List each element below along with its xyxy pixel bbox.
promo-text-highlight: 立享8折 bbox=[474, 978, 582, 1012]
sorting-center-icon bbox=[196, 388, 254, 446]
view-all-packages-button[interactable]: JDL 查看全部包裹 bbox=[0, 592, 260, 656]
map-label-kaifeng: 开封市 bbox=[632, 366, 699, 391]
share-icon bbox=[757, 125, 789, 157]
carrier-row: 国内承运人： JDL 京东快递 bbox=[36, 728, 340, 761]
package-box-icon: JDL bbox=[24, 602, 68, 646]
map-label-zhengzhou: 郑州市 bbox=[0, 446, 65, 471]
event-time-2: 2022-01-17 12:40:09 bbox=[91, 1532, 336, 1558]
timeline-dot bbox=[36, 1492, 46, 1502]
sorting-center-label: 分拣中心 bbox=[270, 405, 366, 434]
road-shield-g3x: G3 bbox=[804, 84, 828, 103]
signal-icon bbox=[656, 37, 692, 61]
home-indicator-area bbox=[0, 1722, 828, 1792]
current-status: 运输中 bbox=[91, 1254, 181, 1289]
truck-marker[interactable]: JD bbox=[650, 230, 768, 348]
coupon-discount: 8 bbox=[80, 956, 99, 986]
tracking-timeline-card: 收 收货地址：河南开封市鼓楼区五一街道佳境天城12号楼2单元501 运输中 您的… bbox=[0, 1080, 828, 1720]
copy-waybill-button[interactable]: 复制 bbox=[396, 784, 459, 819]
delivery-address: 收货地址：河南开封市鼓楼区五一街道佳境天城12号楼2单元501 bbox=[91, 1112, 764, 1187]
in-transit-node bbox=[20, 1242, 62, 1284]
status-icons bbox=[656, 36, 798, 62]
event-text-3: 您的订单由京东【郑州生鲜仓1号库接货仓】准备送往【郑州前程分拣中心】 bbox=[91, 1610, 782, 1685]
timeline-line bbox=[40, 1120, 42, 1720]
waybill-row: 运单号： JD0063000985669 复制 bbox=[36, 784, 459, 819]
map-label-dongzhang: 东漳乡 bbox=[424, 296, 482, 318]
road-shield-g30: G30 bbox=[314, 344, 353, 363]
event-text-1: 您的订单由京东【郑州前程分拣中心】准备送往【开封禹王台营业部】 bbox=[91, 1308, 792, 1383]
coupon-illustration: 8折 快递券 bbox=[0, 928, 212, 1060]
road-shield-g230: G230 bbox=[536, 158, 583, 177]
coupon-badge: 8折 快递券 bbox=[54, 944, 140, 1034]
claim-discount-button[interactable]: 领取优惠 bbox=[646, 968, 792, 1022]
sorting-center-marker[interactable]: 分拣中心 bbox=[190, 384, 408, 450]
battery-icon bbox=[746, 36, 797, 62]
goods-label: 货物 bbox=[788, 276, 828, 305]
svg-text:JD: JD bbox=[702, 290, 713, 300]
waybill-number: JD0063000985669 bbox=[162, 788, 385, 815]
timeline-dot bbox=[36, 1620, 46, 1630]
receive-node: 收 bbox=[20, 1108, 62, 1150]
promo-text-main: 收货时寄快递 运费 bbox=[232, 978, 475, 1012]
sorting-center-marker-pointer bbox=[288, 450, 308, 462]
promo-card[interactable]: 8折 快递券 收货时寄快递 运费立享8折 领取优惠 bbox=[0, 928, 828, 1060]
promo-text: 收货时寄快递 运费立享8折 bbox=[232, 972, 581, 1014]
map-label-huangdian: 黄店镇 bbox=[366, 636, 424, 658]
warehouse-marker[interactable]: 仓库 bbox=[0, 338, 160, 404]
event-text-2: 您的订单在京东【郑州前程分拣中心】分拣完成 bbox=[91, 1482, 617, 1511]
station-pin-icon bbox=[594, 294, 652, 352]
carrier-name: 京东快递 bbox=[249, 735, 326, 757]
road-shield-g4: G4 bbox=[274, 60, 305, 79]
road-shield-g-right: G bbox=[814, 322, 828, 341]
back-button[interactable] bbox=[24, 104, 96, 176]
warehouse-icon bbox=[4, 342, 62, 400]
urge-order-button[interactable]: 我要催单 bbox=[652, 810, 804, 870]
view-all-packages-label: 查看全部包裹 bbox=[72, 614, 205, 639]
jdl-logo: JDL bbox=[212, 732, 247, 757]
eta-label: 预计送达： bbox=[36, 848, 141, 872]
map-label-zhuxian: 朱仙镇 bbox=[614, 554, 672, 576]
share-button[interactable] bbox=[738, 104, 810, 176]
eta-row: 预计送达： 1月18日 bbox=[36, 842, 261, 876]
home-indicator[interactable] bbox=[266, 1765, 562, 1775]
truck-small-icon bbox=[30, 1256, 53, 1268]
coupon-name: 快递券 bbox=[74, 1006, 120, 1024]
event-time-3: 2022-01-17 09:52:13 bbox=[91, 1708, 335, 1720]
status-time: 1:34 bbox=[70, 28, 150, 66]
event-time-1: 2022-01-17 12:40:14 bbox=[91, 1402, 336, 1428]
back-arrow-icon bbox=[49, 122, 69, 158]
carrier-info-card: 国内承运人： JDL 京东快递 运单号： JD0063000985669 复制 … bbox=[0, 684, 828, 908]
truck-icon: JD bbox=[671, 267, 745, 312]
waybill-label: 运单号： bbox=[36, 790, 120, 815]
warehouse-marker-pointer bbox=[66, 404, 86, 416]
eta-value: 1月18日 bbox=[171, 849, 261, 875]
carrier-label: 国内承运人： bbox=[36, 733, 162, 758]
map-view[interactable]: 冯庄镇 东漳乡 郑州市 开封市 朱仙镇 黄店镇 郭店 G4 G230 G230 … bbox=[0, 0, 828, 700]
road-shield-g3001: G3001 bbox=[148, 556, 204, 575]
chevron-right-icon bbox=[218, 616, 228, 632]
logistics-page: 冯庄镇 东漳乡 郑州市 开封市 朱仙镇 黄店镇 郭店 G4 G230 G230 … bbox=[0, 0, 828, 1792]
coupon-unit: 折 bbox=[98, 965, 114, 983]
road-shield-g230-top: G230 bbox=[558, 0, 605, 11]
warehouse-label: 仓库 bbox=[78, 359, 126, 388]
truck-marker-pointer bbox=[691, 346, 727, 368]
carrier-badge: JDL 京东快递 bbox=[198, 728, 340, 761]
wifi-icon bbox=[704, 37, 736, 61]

*WHAT THIS TASK INVOLVES*
Copy the entry above word for word, keeping every line as it appears.

*RESPONSE TO THIS EXERCISE*
List each element below along with its xyxy pixel bbox.
promo-text-highlight: 立享8折 bbox=[474, 978, 582, 1012]
sorting-center-icon bbox=[196, 388, 254, 446]
view-all-packages-button[interactable]: JDL 查看全部包裹 bbox=[0, 592, 260, 656]
map-label-kaifeng: 开封市 bbox=[632, 366, 699, 391]
share-icon bbox=[757, 125, 789, 157]
carrier-row: 国内承运人： JDL 京东快递 bbox=[36, 728, 340, 761]
package-box-icon: JDL bbox=[24, 602, 68, 646]
map-label-zhengzhou: 郑州市 bbox=[0, 446, 65, 471]
event-time-2: 2022-01-17 12:40:09 bbox=[91, 1532, 336, 1558]
timeline-dot bbox=[36, 1492, 46, 1502]
sorting-center-label: 分拣中心 bbox=[270, 405, 366, 434]
road-shield-g3x: G3 bbox=[804, 84, 828, 103]
signal-icon bbox=[656, 37, 692, 61]
home-indicator-area bbox=[0, 1722, 828, 1792]
current-status: 运输中 bbox=[91, 1254, 181, 1289]
truck-marker[interactable]: JD bbox=[650, 230, 768, 348]
coupon-discount: 8 bbox=[80, 956, 99, 986]
tracking-timeline-card: 收 收货地址：河南开封市鼓楼区五一街道佳境天城12号楼2单元501 运输中 您的… bbox=[0, 1080, 828, 1720]
copy-waybill-button[interactable]: 复制 bbox=[396, 784, 459, 819]
delivery-address: 收货地址：河南开封市鼓楼区五一街道佳境天城12号楼2单元501 bbox=[91, 1112, 764, 1187]
in-transit-node bbox=[20, 1242, 62, 1284]
status-icons bbox=[656, 36, 798, 62]
event-text-3: 您的订单由京东【郑州生鲜仓1号库接货仓】准备送往【郑州前程分拣中心】 bbox=[91, 1610, 782, 1685]
timeline-line bbox=[40, 1120, 42, 1720]
waybill-row: 运单号： JD0063000985669 复制 bbox=[36, 784, 459, 819]
map-label-dongzhang: 东漳乡 bbox=[424, 296, 482, 318]
road-shield-g30: G30 bbox=[314, 344, 353, 363]
event-text-1: 您的订单由京东【郑州前程分拣中心】准备送往【开封禹王台营业部】 bbox=[91, 1308, 792, 1383]
coupon-illustration: 8折 快递券 bbox=[0, 928, 212, 1060]
road-shield-g230: G230 bbox=[536, 158, 583, 177]
coupon-badge: 8折 快递券 bbox=[54, 944, 140, 1034]
claim-discount-button[interactable]: 领取优惠 bbox=[646, 968, 792, 1022]
sorting-center-marker[interactable]: 分拣中心 bbox=[190, 384, 408, 450]
battery-icon bbox=[746, 36, 797, 62]
goods-label: 货物 bbox=[788, 276, 828, 305]
svg-text:JD: JD bbox=[702, 290, 713, 300]
waybill-number: JD0063000985669 bbox=[162, 788, 385, 815]
timeline-dot bbox=[36, 1620, 46, 1630]
receive-node: 收 bbox=[20, 1108, 62, 1150]
promo-text-main: 收货时寄快递 运费 bbox=[232, 978, 475, 1012]
sorting-center-marker-pointer bbox=[288, 450, 308, 462]
promo-card[interactable]: 8折 快递券 收货时寄快递 运费立享8折 领取优惠 bbox=[0, 928, 828, 1060]
promo-text: 收货时寄快递 运费立享8折 bbox=[232, 972, 581, 1014]
map-label-huangdian: 黄店镇 bbox=[366, 636, 424, 658]
warehouse-marker[interactable]: 仓库 bbox=[0, 338, 160, 404]
event-text-2: 您的订单在京东【郑州前程分拣中心】分拣完成 bbox=[91, 1482, 617, 1511]
station-pin-icon bbox=[594, 294, 652, 352]
carrier-name: 京东快递 bbox=[249, 735, 326, 757]
road-shield-g4: G4 bbox=[274, 60, 305, 79]
road-shield-g-right: G bbox=[814, 322, 828, 341]
back-button[interactable] bbox=[24, 104, 96, 176]
warehouse-icon bbox=[4, 342, 62, 400]
urge-order-button[interactable]: 我要催单 bbox=[652, 810, 804, 870]
view-all-packages-label: 查看全部包裹 bbox=[72, 614, 205, 639]
jdl-logo: JDL bbox=[212, 732, 247, 757]
eta-label: 预计送达： bbox=[36, 848, 141, 872]
map-label-zhuxian: 朱仙镇 bbox=[614, 554, 672, 576]
share-button[interactable] bbox=[738, 104, 810, 176]
eta-row: 预计送达： 1月18日 bbox=[36, 842, 261, 876]
home-indicator[interactable] bbox=[266, 1765, 562, 1775]
truck-small-icon bbox=[30, 1256, 53, 1268]
coupon-name: 快递券 bbox=[74, 1006, 120, 1024]
event-time-3: 2022-01-17 09:52:13 bbox=[91, 1708, 335, 1720]
status-time: 1:34 bbox=[70, 28, 150, 66]
event-time-1: 2022-01-17 12:40:14 bbox=[91, 1402, 336, 1428]
back-arrow-icon bbox=[49, 122, 69, 158]
carrier-info-card: 国内承运人： JDL 京东快递 运单号： JD0063000985669 复制 … bbox=[0, 684, 828, 908]
truck-icon: JD bbox=[671, 267, 745, 312]
waybill-label: 运单号： bbox=[36, 790, 120, 815]
warehouse-marker-pointer bbox=[66, 404, 86, 416]
eta-value: 1月18日 bbox=[171, 849, 261, 875]
carrier-label: 国内承运人： bbox=[36, 733, 162, 758]
map-view[interactable]: 冯庄镇 东漳乡 郑州市 开封市 朱仙镇 黄店镇 郭店 G4 G230 G230 … bbox=[0, 0, 828, 700]
road-shield-g3001: G3001 bbox=[148, 556, 204, 575]
chevron-right-icon bbox=[218, 616, 228, 632]
logistics-page: 冯庄镇 东漳乡 郑州市 开封市 朱仙镇 黄店镇 郭店 G4 G230 G230 … bbox=[0, 0, 828, 1792]
coupon-unit: 折 bbox=[98, 965, 114, 983]
road-shield-g230-top: G230 bbox=[558, 0, 605, 11]
warehouse-label: 仓库 bbox=[78, 359, 126, 388]
truck-marker-pointer bbox=[691, 346, 727, 368]
carrier-badge: JDL 京东快递 bbox=[198, 728, 340, 761]
wifi-icon bbox=[704, 37, 736, 61]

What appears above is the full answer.